## What the task requires:
Say how many lines contain "this", using only the number.

## Excerpted records:
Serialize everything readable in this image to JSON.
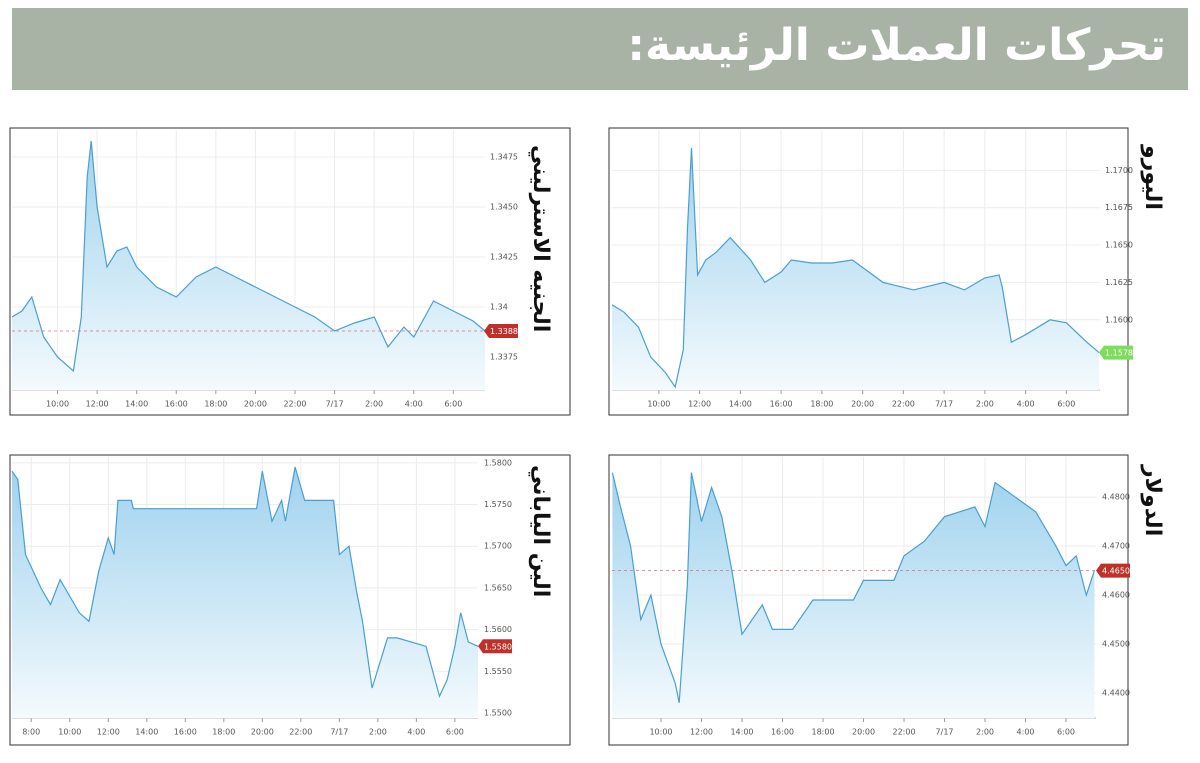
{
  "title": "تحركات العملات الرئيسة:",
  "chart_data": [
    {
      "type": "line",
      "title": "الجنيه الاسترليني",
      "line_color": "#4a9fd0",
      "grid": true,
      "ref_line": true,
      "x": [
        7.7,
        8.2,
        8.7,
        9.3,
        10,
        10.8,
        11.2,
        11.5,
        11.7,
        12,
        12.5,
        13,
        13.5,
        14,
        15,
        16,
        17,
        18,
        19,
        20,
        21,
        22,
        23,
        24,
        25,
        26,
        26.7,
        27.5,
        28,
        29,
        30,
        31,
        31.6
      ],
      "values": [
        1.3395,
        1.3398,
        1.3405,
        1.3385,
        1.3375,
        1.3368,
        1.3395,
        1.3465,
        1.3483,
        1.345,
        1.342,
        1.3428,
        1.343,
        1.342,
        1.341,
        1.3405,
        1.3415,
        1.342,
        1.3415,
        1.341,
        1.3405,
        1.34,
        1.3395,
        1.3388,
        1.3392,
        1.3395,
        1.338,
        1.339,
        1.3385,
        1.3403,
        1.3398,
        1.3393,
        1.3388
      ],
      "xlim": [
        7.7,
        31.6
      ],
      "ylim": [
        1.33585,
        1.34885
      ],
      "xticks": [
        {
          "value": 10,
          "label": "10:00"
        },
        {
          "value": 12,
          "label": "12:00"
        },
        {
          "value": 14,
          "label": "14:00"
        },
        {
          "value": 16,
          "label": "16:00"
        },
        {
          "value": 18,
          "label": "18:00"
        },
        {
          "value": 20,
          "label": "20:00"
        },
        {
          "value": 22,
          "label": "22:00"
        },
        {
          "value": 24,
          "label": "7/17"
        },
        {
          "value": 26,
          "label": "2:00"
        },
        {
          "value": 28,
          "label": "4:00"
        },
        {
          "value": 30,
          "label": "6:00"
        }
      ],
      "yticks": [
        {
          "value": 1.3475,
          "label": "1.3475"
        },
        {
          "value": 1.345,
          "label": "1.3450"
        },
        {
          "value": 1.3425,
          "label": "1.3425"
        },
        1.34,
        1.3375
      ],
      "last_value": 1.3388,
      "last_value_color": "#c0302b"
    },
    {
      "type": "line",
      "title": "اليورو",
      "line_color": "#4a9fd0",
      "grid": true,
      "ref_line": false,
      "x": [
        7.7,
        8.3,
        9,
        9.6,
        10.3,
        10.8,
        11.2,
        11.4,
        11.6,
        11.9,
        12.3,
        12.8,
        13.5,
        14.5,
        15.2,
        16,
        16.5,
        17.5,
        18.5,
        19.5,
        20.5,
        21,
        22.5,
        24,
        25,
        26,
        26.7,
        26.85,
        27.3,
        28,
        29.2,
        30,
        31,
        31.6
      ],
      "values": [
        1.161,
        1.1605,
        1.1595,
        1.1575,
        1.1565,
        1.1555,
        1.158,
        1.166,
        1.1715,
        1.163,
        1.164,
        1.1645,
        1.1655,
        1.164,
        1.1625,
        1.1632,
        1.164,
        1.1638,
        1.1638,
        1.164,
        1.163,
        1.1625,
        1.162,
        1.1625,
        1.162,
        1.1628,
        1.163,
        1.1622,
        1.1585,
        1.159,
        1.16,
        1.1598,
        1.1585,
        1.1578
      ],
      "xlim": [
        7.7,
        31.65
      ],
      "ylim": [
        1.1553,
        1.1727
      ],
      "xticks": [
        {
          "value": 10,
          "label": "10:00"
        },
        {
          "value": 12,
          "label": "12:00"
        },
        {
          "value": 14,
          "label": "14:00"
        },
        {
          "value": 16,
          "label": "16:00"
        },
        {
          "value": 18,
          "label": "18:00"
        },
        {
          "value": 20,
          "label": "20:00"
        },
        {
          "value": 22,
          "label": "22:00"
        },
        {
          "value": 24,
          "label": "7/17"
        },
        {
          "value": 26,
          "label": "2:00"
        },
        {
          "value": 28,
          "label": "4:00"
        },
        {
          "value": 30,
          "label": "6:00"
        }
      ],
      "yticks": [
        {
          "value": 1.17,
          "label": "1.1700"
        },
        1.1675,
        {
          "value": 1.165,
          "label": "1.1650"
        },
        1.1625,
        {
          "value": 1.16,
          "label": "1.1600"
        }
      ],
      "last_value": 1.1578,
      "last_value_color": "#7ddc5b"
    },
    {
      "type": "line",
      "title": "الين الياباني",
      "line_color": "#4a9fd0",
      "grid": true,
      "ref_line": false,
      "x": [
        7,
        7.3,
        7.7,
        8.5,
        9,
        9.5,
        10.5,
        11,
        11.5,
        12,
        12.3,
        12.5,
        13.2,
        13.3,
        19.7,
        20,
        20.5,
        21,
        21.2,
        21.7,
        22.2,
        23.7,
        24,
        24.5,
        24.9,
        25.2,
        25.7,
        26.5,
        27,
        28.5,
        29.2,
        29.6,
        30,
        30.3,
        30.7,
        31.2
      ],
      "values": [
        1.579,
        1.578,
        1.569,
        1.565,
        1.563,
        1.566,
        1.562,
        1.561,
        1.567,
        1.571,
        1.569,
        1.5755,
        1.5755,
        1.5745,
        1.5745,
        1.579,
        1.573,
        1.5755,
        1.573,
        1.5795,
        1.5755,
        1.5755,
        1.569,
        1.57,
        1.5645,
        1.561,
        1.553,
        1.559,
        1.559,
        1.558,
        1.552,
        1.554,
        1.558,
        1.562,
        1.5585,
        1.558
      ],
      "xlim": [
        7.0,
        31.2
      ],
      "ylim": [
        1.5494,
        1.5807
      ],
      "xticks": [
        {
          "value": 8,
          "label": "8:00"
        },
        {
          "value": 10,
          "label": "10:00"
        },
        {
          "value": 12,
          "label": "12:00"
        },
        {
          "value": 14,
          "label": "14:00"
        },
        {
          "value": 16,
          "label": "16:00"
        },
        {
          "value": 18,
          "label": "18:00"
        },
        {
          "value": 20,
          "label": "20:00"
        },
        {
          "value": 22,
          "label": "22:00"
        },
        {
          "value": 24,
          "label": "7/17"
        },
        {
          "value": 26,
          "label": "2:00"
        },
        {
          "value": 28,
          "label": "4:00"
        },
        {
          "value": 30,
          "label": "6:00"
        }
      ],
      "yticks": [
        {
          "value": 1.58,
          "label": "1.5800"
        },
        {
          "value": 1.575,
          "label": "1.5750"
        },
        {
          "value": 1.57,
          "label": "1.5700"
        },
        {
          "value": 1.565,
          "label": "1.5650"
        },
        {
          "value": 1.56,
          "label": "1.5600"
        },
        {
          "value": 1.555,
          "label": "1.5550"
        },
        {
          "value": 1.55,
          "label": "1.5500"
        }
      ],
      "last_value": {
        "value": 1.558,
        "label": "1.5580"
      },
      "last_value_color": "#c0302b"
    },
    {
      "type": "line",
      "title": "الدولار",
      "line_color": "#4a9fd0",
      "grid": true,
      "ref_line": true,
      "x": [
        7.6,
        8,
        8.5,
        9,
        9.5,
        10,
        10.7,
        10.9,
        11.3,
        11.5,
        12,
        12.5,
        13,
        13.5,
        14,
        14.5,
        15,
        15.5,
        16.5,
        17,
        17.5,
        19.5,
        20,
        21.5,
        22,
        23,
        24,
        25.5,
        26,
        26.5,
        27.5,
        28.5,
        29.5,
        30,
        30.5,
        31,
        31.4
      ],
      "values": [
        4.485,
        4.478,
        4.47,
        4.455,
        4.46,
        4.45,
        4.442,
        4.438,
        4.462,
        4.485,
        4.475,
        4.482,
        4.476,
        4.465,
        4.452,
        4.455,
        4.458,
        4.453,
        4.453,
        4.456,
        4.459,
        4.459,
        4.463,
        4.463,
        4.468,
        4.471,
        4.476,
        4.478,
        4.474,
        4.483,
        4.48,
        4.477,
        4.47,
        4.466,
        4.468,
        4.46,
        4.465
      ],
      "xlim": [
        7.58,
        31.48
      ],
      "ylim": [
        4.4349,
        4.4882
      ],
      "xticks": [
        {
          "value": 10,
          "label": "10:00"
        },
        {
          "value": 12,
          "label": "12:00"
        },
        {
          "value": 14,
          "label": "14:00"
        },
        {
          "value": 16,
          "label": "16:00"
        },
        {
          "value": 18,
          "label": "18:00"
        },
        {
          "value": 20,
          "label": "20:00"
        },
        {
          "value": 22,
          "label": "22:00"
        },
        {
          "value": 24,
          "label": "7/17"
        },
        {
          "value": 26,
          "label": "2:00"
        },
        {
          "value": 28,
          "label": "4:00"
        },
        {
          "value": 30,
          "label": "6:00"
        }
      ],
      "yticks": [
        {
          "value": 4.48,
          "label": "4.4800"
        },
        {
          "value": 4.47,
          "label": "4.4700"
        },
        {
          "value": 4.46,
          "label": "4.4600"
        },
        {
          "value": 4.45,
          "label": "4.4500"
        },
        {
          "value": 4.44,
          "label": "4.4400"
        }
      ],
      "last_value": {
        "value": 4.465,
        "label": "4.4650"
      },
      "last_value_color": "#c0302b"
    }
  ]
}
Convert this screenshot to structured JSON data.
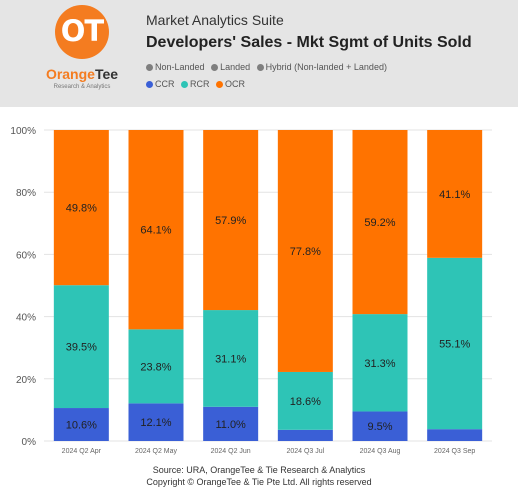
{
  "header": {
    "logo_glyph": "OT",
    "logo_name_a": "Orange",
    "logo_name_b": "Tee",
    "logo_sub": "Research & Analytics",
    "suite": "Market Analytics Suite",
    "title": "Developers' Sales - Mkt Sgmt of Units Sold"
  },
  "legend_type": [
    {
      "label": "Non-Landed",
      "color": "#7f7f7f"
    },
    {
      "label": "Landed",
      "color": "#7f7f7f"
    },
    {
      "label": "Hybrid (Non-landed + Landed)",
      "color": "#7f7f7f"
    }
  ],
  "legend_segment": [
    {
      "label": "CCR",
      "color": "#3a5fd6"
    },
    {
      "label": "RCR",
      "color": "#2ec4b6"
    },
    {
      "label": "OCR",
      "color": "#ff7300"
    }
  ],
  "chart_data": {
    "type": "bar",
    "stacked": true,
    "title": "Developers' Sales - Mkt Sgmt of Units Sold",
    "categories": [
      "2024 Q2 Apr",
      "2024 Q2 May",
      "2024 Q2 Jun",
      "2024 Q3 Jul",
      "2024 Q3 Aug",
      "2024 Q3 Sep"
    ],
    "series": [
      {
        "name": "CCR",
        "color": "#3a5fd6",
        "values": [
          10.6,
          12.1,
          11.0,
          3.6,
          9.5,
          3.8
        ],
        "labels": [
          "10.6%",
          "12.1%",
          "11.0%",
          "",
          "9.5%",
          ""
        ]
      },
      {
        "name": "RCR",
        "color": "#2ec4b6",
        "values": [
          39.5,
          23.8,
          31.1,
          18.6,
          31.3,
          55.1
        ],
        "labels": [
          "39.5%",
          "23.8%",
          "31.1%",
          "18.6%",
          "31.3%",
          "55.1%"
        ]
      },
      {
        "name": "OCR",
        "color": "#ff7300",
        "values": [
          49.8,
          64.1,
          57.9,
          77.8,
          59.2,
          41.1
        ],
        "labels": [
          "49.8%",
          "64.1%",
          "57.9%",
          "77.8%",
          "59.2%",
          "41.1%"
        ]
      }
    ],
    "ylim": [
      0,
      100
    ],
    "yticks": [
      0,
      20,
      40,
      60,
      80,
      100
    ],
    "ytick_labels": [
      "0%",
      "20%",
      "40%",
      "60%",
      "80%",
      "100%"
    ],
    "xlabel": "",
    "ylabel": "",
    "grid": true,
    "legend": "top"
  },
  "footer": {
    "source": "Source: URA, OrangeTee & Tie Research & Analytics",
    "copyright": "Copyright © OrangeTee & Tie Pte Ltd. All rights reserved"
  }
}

## Written answer:
2